━━━━━ DATA EXCERPTS ━━━━━

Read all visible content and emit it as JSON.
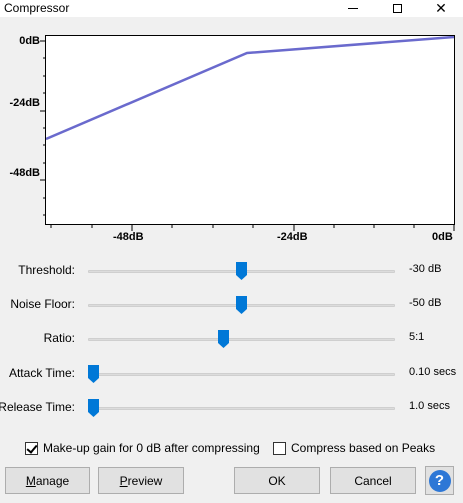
{
  "window": {
    "title": "Compressor"
  },
  "graph": {
    "y_ticks": [
      "0dB",
      "-24dB",
      "-48dB"
    ],
    "x_ticks": [
      "-48dB",
      "-24dB",
      "0dB"
    ],
    "line_color": "#6a6acd"
  },
  "sliders": [
    {
      "name": "threshold",
      "label": "Threshold:",
      "value": "-30 dB",
      "fraction": 0.5
    },
    {
      "name": "noise-floor",
      "label": "Noise Floor:",
      "value": "-50 dB",
      "fraction": 0.5
    },
    {
      "name": "ratio",
      "label": "Ratio:",
      "value": "5:1",
      "fraction": 0.44
    },
    {
      "name": "attack-time",
      "label": "Attack Time:",
      "value": "0.10 secs",
      "fraction": 0.0
    },
    {
      "name": "release-time",
      "label": "Release Time:",
      "value": "1.0 secs",
      "fraction": 0.0
    }
  ],
  "options": {
    "makeup_gain": {
      "label": "Make-up gain for 0 dB after compressing",
      "checked": true
    },
    "peaks": {
      "label": "Compress based on Peaks",
      "checked": false
    }
  },
  "buttons": {
    "manage": {
      "key": "M",
      "rest": "anage"
    },
    "preview": {
      "key": "P",
      "rest": "review"
    },
    "ok": "OK",
    "cancel": "Cancel",
    "help": "?"
  },
  "colors": {
    "accent": "#0078d7",
    "help": "#2d77d6"
  }
}
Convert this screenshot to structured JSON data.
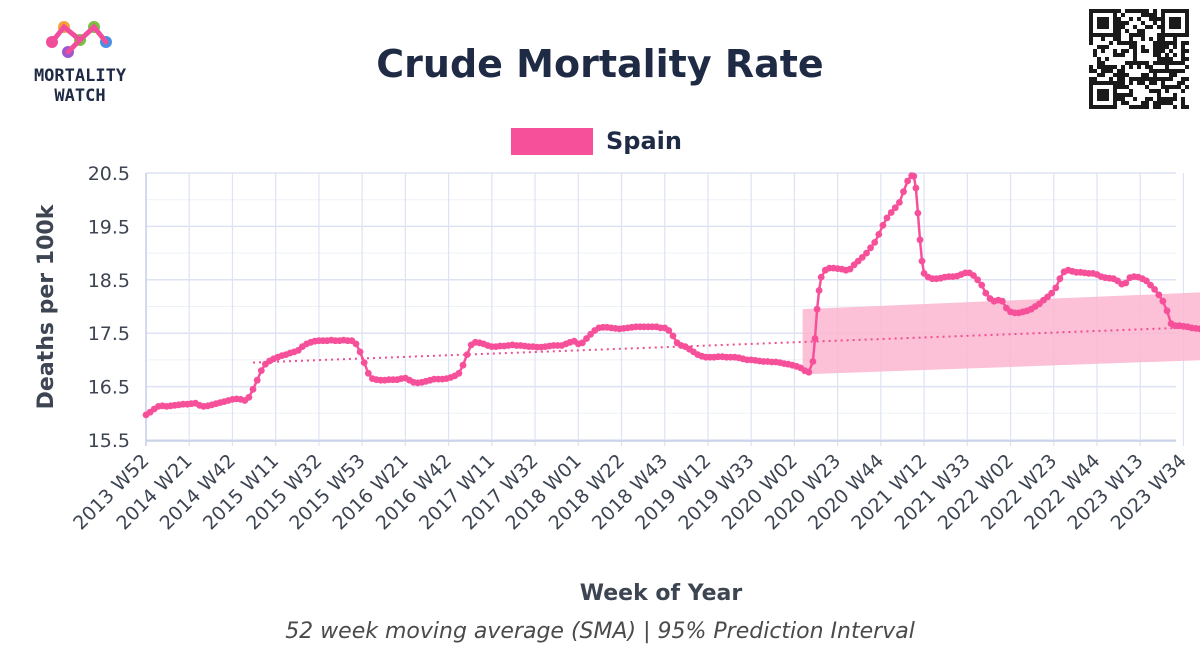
{
  "brand": {
    "line1": "MORTALITY",
    "line2": "WATCH",
    "colors": [
      "#f04e9b",
      "#f7a13a",
      "#7ac142",
      "#4a90e2",
      "#9b59d0"
    ]
  },
  "qr_code": {
    "label": "qr-code"
  },
  "colors": {
    "series": "#f7509a",
    "trend": "#f04e8e",
    "band": "#fbb6d0",
    "grid": "#dde3f3",
    "text": "#1f2a44"
  },
  "chart_data": {
    "type": "line",
    "title": "Crude Mortality Rate",
    "subtitle": "52 week moving average (SMA) | 95% Prediction Interval",
    "xlabel": "Week of Year",
    "ylabel": "Deaths per 100k",
    "ylim": [
      15.3,
      20.6
    ],
    "yticks": [
      15.5,
      16.5,
      17.5,
      18.5,
      19.5,
      20.5
    ],
    "x_range_weeks": [
      0,
      506
    ],
    "xticks": [
      {
        "label": "2013 W52",
        "week": 0
      },
      {
        "label": "2014 W21",
        "week": 21
      },
      {
        "label": "2014 W42",
        "week": 42
      },
      {
        "label": "2015 W11",
        "week": 63
      },
      {
        "label": "2015 W32",
        "week": 84
      },
      {
        "label": "2015 W53",
        "week": 105
      },
      {
        "label": "2016 W21",
        "week": 126
      },
      {
        "label": "2016 W42",
        "week": 147
      },
      {
        "label": "2017 W11",
        "week": 168
      },
      {
        "label": "2017 W32",
        "week": 189
      },
      {
        "label": "2018 W01",
        "week": 210
      },
      {
        "label": "2018 W22",
        "week": 231
      },
      {
        "label": "2018 W43",
        "week": 252
      },
      {
        "label": "2019 W12",
        "week": 273
      },
      {
        "label": "2019 W33",
        "week": 294
      },
      {
        "label": "2020 W02",
        "week": 315
      },
      {
        "label": "2020 W23",
        "week": 336
      },
      {
        "label": "2020 W44",
        "week": 357
      },
      {
        "label": "2021 W12",
        "week": 378
      },
      {
        "label": "2021 W33",
        "week": 399
      },
      {
        "label": "2022 W02",
        "week": 420
      },
      {
        "label": "2022 W23",
        "week": 441
      },
      {
        "label": "2022 W44",
        "week": 462
      },
      {
        "label": "2023 W13",
        "week": 483
      },
      {
        "label": "2023 W34",
        "week": 504
      }
    ],
    "series": [
      {
        "name": "Spain",
        "type": "line",
        "points": [
          [
            0,
            15.97
          ],
          [
            2,
            16.02
          ],
          [
            4,
            16.08
          ],
          [
            6,
            16.13
          ],
          [
            8,
            16.14
          ],
          [
            10,
            16.13
          ],
          [
            12,
            16.14
          ],
          [
            14,
            16.15
          ],
          [
            16,
            16.16
          ],
          [
            18,
            16.17
          ],
          [
            20,
            16.17
          ],
          [
            22,
            16.18
          ],
          [
            24,
            16.19
          ],
          [
            26,
            16.15
          ],
          [
            28,
            16.13
          ],
          [
            30,
            16.14
          ],
          [
            32,
            16.16
          ],
          [
            34,
            16.18
          ],
          [
            36,
            16.2
          ],
          [
            38,
            16.22
          ],
          [
            40,
            16.24
          ],
          [
            42,
            16.26
          ],
          [
            44,
            16.27
          ],
          [
            46,
            16.26
          ],
          [
            48,
            16.24
          ],
          [
            50,
            16.3
          ],
          [
            52,
            16.45
          ],
          [
            54,
            16.62
          ],
          [
            56,
            16.8
          ],
          [
            58,
            16.92
          ],
          [
            60,
            16.98
          ],
          [
            62,
            17.02
          ],
          [
            64,
            17.05
          ],
          [
            66,
            17.08
          ],
          [
            68,
            17.1
          ],
          [
            70,
            17.13
          ],
          [
            72,
            17.15
          ],
          [
            74,
            17.18
          ],
          [
            76,
            17.25
          ],
          [
            78,
            17.3
          ],
          [
            80,
            17.33
          ],
          [
            82,
            17.35
          ],
          [
            84,
            17.36
          ],
          [
            86,
            17.36
          ],
          [
            88,
            17.36
          ],
          [
            90,
            17.37
          ],
          [
            92,
            17.36
          ],
          [
            94,
            17.36
          ],
          [
            96,
            17.37
          ],
          [
            98,
            17.36
          ],
          [
            100,
            17.36
          ],
          [
            102,
            17.3
          ],
          [
            104,
            17.15
          ],
          [
            106,
            16.95
          ],
          [
            108,
            16.75
          ],
          [
            110,
            16.65
          ],
          [
            112,
            16.63
          ],
          [
            114,
            16.62
          ],
          [
            116,
            16.62
          ],
          [
            118,
            16.63
          ],
          [
            120,
            16.63
          ],
          [
            122,
            16.63
          ],
          [
            124,
            16.65
          ],
          [
            126,
            16.66
          ],
          [
            128,
            16.62
          ],
          [
            130,
            16.58
          ],
          [
            132,
            16.57
          ],
          [
            134,
            16.58
          ],
          [
            136,
            16.6
          ],
          [
            138,
            16.62
          ],
          [
            140,
            16.64
          ],
          [
            142,
            16.64
          ],
          [
            144,
            16.64
          ],
          [
            146,
            16.65
          ],
          [
            148,
            16.67
          ],
          [
            150,
            16.7
          ],
          [
            152,
            16.75
          ],
          [
            154,
            16.9
          ],
          [
            156,
            17.1
          ],
          [
            158,
            17.28
          ],
          [
            160,
            17.33
          ],
          [
            162,
            17.32
          ],
          [
            164,
            17.3
          ],
          [
            166,
            17.27
          ],
          [
            168,
            17.25
          ],
          [
            170,
            17.25
          ],
          [
            172,
            17.26
          ],
          [
            174,
            17.26
          ],
          [
            176,
            17.27
          ],
          [
            178,
            17.28
          ],
          [
            180,
            17.27
          ],
          [
            182,
            17.27
          ],
          [
            184,
            17.26
          ],
          [
            186,
            17.25
          ],
          [
            188,
            17.25
          ],
          [
            190,
            17.24
          ],
          [
            192,
            17.24
          ],
          [
            194,
            17.25
          ],
          [
            196,
            17.26
          ],
          [
            198,
            17.27
          ],
          [
            200,
            17.27
          ],
          [
            202,
            17.27
          ],
          [
            204,
            17.3
          ],
          [
            206,
            17.33
          ],
          [
            208,
            17.35
          ],
          [
            210,
            17.3
          ],
          [
            212,
            17.32
          ],
          [
            214,
            17.4
          ],
          [
            216,
            17.48
          ],
          [
            218,
            17.55
          ],
          [
            220,
            17.6
          ],
          [
            222,
            17.61
          ],
          [
            224,
            17.61
          ],
          [
            226,
            17.6
          ],
          [
            228,
            17.59
          ],
          [
            230,
            17.58
          ],
          [
            232,
            17.59
          ],
          [
            234,
            17.6
          ],
          [
            236,
            17.61
          ],
          [
            238,
            17.62
          ],
          [
            240,
            17.62
          ],
          [
            242,
            17.62
          ],
          [
            244,
            17.62
          ],
          [
            246,
            17.62
          ],
          [
            248,
            17.62
          ],
          [
            250,
            17.6
          ],
          [
            252,
            17.6
          ],
          [
            254,
            17.55
          ],
          [
            256,
            17.45
          ],
          [
            258,
            17.32
          ],
          [
            260,
            17.27
          ],
          [
            262,
            17.25
          ],
          [
            264,
            17.2
          ],
          [
            266,
            17.15
          ],
          [
            268,
            17.1
          ],
          [
            270,
            17.07
          ],
          [
            272,
            17.05
          ],
          [
            274,
            17.05
          ],
          [
            276,
            17.05
          ],
          [
            278,
            17.06
          ],
          [
            280,
            17.06
          ],
          [
            282,
            17.05
          ],
          [
            284,
            17.05
          ],
          [
            286,
            17.05
          ],
          [
            288,
            17.04
          ],
          [
            290,
            17.02
          ],
          [
            292,
            17.0
          ],
          [
            294,
            17.0
          ],
          [
            296,
            16.99
          ],
          [
            298,
            16.98
          ],
          [
            300,
            16.97
          ],
          [
            302,
            16.97
          ],
          [
            304,
            16.96
          ],
          [
            306,
            16.96
          ],
          [
            308,
            16.95
          ],
          [
            310,
            16.93
          ],
          [
            312,
            16.92
          ],
          [
            314,
            16.9
          ],
          [
            316,
            16.88
          ],
          [
            318,
            16.85
          ],
          [
            320,
            16.8
          ],
          [
            322,
            16.77
          ],
          [
            324,
            16.97
          ],
          [
            325,
            17.4
          ],
          [
            326,
            17.95
          ],
          [
            327,
            18.3
          ],
          [
            328,
            18.55
          ],
          [
            330,
            18.68
          ],
          [
            332,
            18.72
          ],
          [
            334,
            18.72
          ],
          [
            336,
            18.71
          ],
          [
            338,
            18.7
          ],
          [
            340,
            18.68
          ],
          [
            342,
            18.7
          ],
          [
            344,
            18.78
          ],
          [
            346,
            18.85
          ],
          [
            348,
            18.92
          ],
          [
            350,
            19.0
          ],
          [
            352,
            19.1
          ],
          [
            354,
            19.2
          ],
          [
            356,
            19.35
          ],
          [
            358,
            19.52
          ],
          [
            360,
            19.66
          ],
          [
            362,
            19.76
          ],
          [
            364,
            19.85
          ],
          [
            366,
            19.95
          ],
          [
            368,
            20.15
          ],
          [
            370,
            20.35
          ],
          [
            372,
            20.45
          ],
          [
            373,
            20.44
          ],
          [
            374,
            20.22
          ],
          [
            375,
            19.75
          ],
          [
            376,
            19.25
          ],
          [
            377,
            18.85
          ],
          [
            378,
            18.62
          ],
          [
            380,
            18.55
          ],
          [
            382,
            18.52
          ],
          [
            384,
            18.52
          ],
          [
            386,
            18.53
          ],
          [
            388,
            18.55
          ],
          [
            390,
            18.56
          ],
          [
            392,
            18.56
          ],
          [
            394,
            18.57
          ],
          [
            396,
            18.6
          ],
          [
            398,
            18.63
          ],
          [
            400,
            18.63
          ],
          [
            402,
            18.58
          ],
          [
            404,
            18.5
          ],
          [
            406,
            18.4
          ],
          [
            408,
            18.25
          ],
          [
            410,
            18.15
          ],
          [
            412,
            18.1
          ],
          [
            414,
            18.12
          ],
          [
            416,
            18.1
          ],
          [
            418,
            17.97
          ],
          [
            420,
            17.9
          ],
          [
            422,
            17.88
          ],
          [
            424,
            17.88
          ],
          [
            426,
            17.9
          ],
          [
            428,
            17.92
          ],
          [
            430,
            17.95
          ],
          [
            432,
            18.0
          ],
          [
            434,
            18.05
          ],
          [
            436,
            18.12
          ],
          [
            438,
            18.18
          ],
          [
            440,
            18.25
          ],
          [
            442,
            18.35
          ],
          [
            444,
            18.52
          ],
          [
            446,
            18.65
          ],
          [
            448,
            18.68
          ],
          [
            450,
            18.66
          ],
          [
            452,
            18.64
          ],
          [
            454,
            18.64
          ],
          [
            456,
            18.63
          ],
          [
            458,
            18.62
          ],
          [
            460,
            18.62
          ],
          [
            462,
            18.6
          ],
          [
            464,
            18.56
          ],
          [
            466,
            18.54
          ],
          [
            468,
            18.53
          ],
          [
            470,
            18.52
          ],
          [
            472,
            18.48
          ],
          [
            474,
            18.42
          ],
          [
            476,
            18.44
          ],
          [
            478,
            18.54
          ],
          [
            480,
            18.56
          ],
          [
            482,
            18.55
          ],
          [
            484,
            18.52
          ],
          [
            486,
            18.48
          ],
          [
            488,
            18.4
          ],
          [
            490,
            18.32
          ],
          [
            492,
            18.22
          ],
          [
            494,
            18.1
          ],
          [
            496,
            17.92
          ],
          [
            498,
            17.68
          ],
          [
            500,
            17.64
          ],
          [
            502,
            17.64
          ],
          [
            504,
            17.63
          ],
          [
            506,
            17.62
          ],
          [
            508,
            17.6
          ],
          [
            510,
            17.59
          ],
          [
            512,
            17.58
          ],
          [
            514,
            17.55
          ],
          [
            516,
            17.53
          ]
        ]
      },
      {
        "name": "Trend",
        "type": "dotted-line",
        "points": [
          [
            52,
            16.95
          ],
          [
            516,
            17.62
          ]
        ]
      },
      {
        "name": "95% Prediction Interval",
        "type": "band",
        "points": [
          [
            319,
            16.73,
            17.95
          ],
          [
            516,
            17.0,
            18.27
          ]
        ]
      }
    ],
    "legend": [
      {
        "label": "Spain",
        "placement": "top-center"
      }
    ]
  }
}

━━━━━

**GOAL OF THE EXERCISE:**
Determine the number of lines in the data that contain "JSON" as a word or string, and state only that number.

**THE RESPONSE:**
2